* Challenge
Your task is to copy every line of the entries that contains "версию".

..........

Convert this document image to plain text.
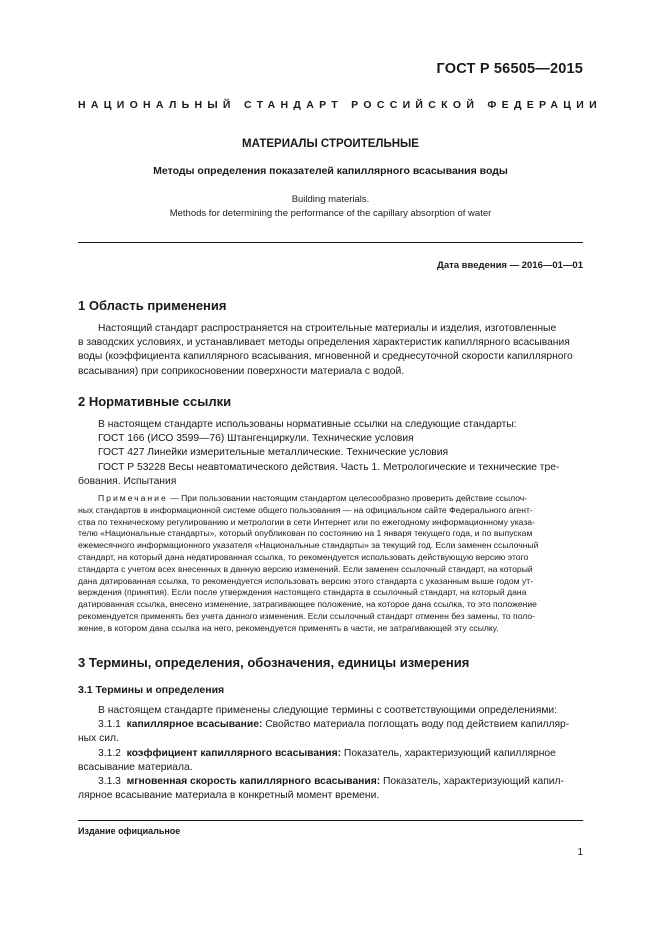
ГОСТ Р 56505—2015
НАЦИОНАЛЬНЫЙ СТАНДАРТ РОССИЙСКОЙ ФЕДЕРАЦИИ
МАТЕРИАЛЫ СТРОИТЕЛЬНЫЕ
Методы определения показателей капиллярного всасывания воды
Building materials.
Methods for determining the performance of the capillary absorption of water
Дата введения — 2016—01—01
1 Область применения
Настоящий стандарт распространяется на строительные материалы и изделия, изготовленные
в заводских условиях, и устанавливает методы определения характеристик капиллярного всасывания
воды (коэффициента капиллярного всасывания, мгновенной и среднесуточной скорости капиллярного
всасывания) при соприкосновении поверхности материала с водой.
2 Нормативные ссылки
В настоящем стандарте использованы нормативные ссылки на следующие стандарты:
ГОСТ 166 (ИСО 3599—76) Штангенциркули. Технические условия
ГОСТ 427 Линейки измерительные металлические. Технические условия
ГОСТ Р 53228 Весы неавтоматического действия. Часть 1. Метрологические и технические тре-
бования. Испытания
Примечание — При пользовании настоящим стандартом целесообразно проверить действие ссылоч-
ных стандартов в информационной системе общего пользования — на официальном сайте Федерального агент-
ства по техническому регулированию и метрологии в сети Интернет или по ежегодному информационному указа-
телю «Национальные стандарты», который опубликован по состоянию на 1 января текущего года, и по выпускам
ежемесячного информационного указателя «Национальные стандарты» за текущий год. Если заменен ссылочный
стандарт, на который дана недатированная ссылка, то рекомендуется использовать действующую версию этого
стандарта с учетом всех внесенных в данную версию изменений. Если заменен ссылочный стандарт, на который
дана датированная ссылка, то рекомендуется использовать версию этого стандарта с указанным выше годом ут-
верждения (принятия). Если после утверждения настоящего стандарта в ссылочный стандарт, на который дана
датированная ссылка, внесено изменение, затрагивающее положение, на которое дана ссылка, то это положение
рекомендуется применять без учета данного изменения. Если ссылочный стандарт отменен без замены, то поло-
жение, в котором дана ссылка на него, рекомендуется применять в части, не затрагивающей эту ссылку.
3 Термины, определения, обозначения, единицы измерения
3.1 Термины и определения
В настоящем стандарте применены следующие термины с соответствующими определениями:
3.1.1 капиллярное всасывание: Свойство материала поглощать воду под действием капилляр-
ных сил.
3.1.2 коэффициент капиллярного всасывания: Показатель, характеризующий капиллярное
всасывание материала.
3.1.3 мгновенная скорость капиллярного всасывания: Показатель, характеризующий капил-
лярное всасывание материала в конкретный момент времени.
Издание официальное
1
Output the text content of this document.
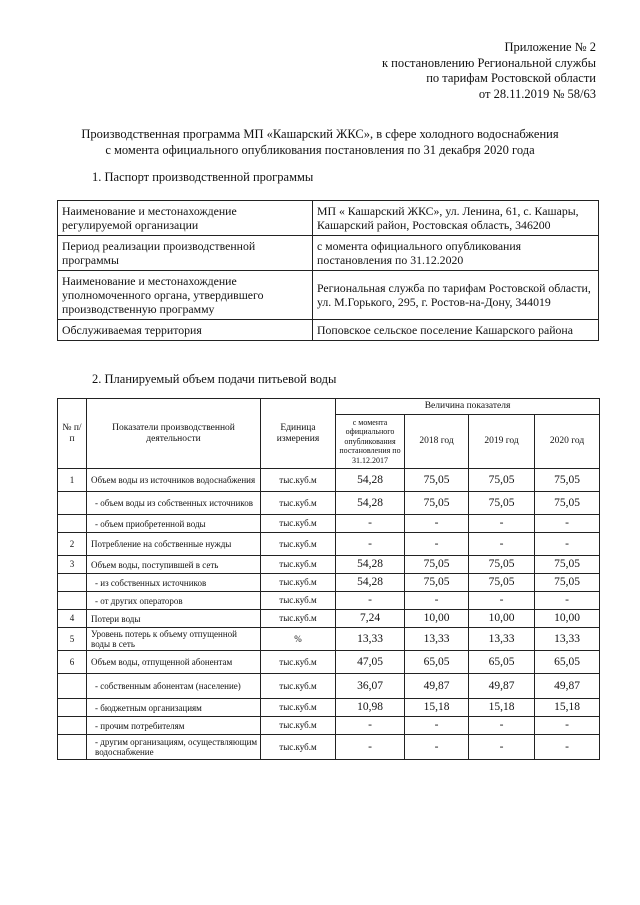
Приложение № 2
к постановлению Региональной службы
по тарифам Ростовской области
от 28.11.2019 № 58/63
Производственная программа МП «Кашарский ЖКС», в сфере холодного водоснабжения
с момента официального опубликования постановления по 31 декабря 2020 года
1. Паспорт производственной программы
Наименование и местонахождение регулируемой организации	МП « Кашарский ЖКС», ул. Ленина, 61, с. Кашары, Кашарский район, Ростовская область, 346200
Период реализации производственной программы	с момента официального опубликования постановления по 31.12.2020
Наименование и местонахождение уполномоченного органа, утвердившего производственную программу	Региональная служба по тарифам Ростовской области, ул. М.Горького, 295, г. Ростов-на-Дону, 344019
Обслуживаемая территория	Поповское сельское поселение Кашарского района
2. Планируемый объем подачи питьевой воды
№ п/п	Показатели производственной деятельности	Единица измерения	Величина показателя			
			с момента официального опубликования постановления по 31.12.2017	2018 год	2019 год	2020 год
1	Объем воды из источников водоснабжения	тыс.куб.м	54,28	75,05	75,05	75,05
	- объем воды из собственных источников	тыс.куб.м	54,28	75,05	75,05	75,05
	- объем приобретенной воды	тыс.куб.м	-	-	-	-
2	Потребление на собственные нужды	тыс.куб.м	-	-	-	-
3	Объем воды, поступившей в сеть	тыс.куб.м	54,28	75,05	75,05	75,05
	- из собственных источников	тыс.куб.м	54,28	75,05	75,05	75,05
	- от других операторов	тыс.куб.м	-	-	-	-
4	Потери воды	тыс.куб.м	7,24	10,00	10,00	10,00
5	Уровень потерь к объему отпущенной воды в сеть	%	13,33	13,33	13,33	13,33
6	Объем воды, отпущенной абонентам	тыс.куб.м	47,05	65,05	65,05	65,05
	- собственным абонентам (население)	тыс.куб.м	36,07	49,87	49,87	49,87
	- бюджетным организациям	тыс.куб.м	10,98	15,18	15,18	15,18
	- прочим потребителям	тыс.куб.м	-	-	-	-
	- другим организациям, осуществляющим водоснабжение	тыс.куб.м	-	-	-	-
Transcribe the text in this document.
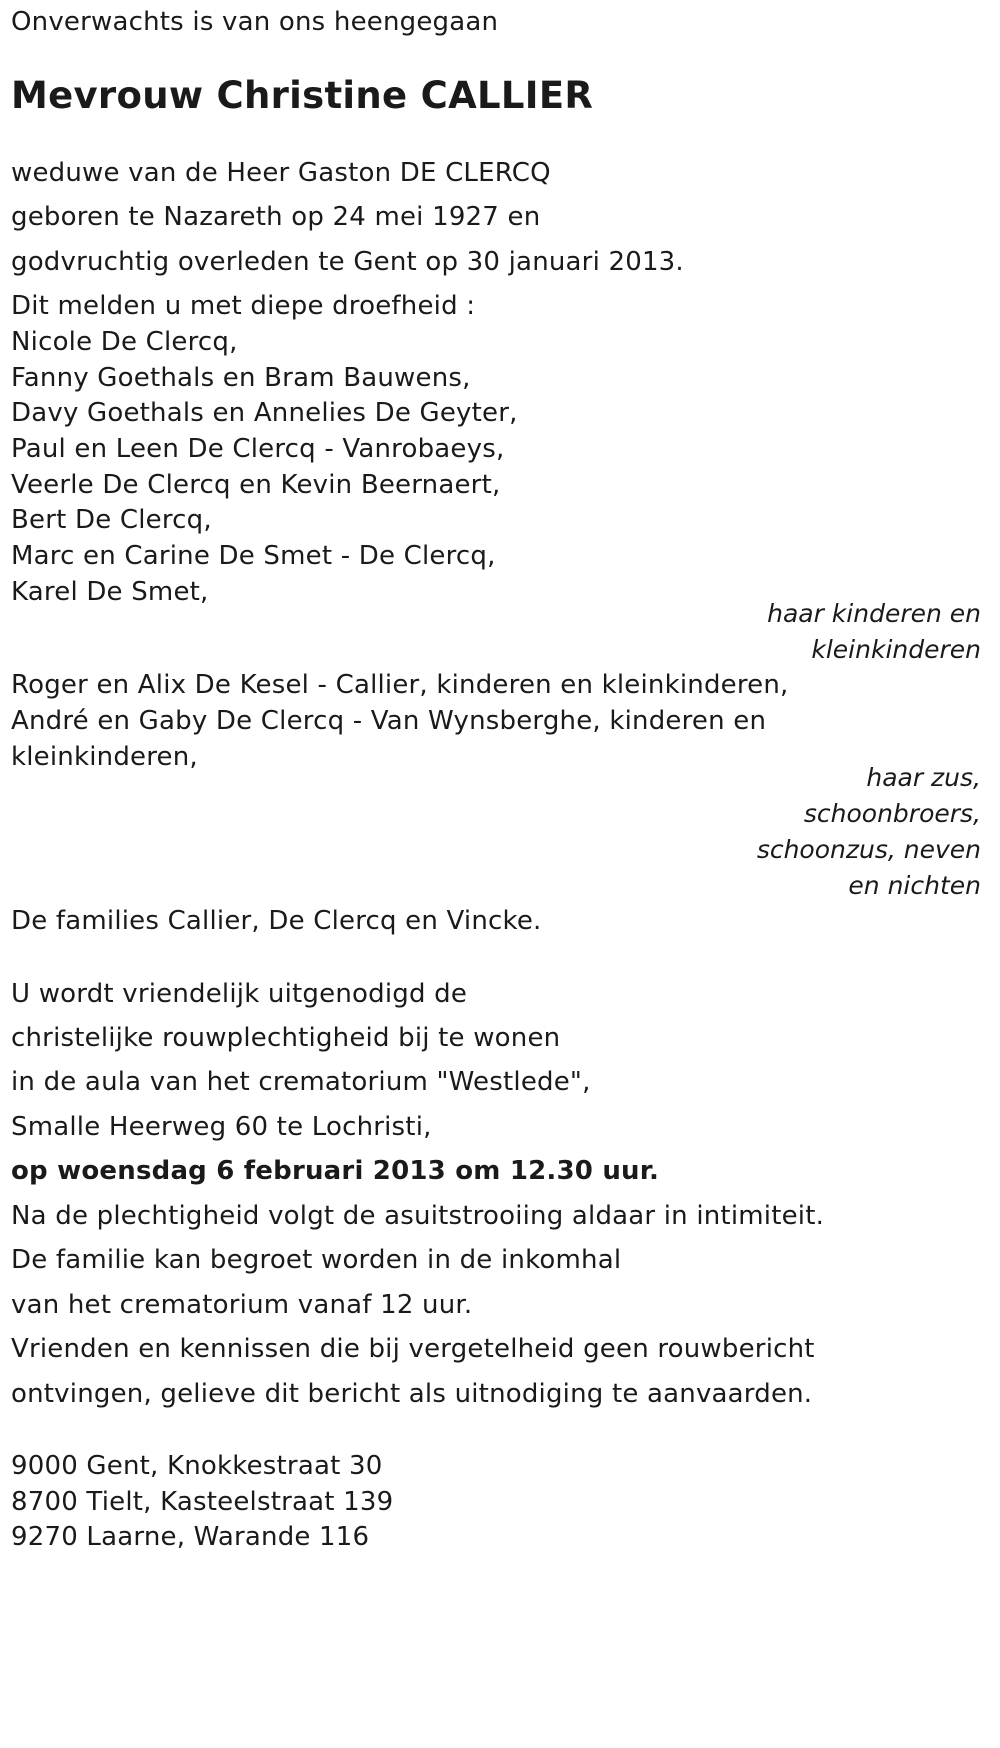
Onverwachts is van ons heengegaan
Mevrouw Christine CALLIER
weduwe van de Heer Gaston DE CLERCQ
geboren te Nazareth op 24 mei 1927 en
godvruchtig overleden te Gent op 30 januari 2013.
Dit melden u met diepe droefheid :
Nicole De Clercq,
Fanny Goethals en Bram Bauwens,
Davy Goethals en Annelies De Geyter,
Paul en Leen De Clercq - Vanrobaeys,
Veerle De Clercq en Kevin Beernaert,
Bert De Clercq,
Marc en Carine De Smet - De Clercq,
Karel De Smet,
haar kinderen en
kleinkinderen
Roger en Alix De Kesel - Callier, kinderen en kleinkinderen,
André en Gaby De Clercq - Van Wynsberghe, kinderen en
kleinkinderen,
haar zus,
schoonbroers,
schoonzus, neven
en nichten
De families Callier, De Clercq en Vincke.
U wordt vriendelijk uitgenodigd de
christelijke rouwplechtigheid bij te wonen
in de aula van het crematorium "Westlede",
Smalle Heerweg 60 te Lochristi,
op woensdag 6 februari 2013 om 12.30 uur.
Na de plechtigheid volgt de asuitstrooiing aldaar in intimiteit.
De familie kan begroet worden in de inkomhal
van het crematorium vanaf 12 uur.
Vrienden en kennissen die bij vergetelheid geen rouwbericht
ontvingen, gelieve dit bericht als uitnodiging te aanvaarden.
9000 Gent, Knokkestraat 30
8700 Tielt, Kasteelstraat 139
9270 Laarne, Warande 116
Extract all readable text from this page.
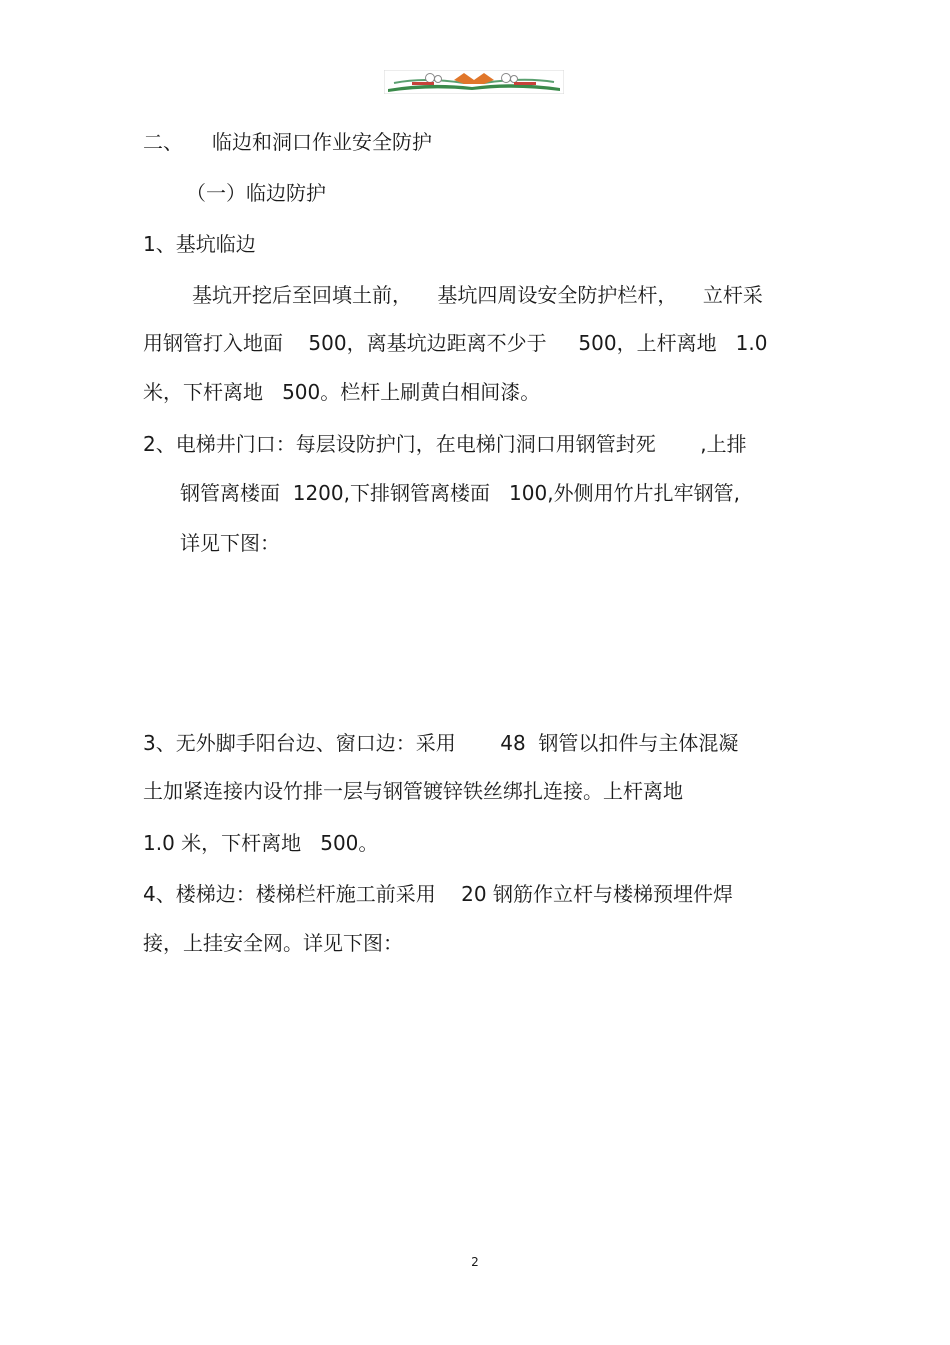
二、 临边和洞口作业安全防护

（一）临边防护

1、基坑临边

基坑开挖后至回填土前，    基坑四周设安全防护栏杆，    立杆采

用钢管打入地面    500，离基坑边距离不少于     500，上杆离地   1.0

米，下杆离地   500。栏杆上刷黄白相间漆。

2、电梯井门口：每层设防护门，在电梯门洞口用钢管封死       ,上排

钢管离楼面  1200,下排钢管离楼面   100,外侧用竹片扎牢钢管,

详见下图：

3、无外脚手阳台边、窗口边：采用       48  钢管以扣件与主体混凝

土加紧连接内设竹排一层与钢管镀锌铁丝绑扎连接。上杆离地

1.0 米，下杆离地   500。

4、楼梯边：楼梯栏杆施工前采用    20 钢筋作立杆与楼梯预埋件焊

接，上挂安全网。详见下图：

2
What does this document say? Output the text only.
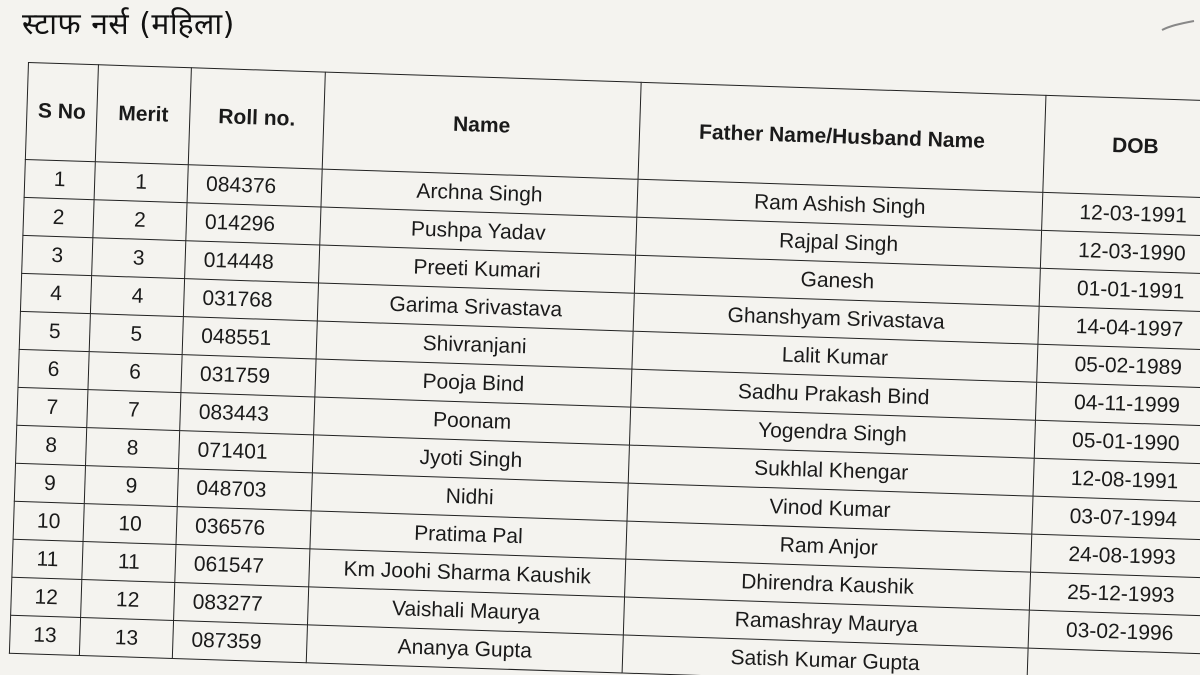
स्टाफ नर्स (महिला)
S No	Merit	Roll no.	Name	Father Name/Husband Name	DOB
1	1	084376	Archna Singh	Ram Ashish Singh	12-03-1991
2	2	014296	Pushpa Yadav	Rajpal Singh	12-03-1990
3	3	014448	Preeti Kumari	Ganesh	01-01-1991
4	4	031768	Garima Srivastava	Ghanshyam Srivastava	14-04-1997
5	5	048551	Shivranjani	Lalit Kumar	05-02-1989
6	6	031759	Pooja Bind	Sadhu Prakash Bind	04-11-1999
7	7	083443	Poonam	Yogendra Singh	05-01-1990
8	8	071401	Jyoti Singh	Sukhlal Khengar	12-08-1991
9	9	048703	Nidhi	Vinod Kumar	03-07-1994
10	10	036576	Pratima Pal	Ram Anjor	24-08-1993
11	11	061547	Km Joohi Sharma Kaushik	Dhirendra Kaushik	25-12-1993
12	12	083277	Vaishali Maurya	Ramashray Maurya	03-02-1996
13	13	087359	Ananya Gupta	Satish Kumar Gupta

..........

* Expected answer
стандарт, на который дана недатированная ссылка, то рекомендуется использовать действующую версию этого
стандарта с учетом всех внесенных в данную версию изменений. Если заменен ссылочный стандарт, на который
дана датированная ссылка, то рекомендуется использовать версию этого стандарта с указанным выше годом ут-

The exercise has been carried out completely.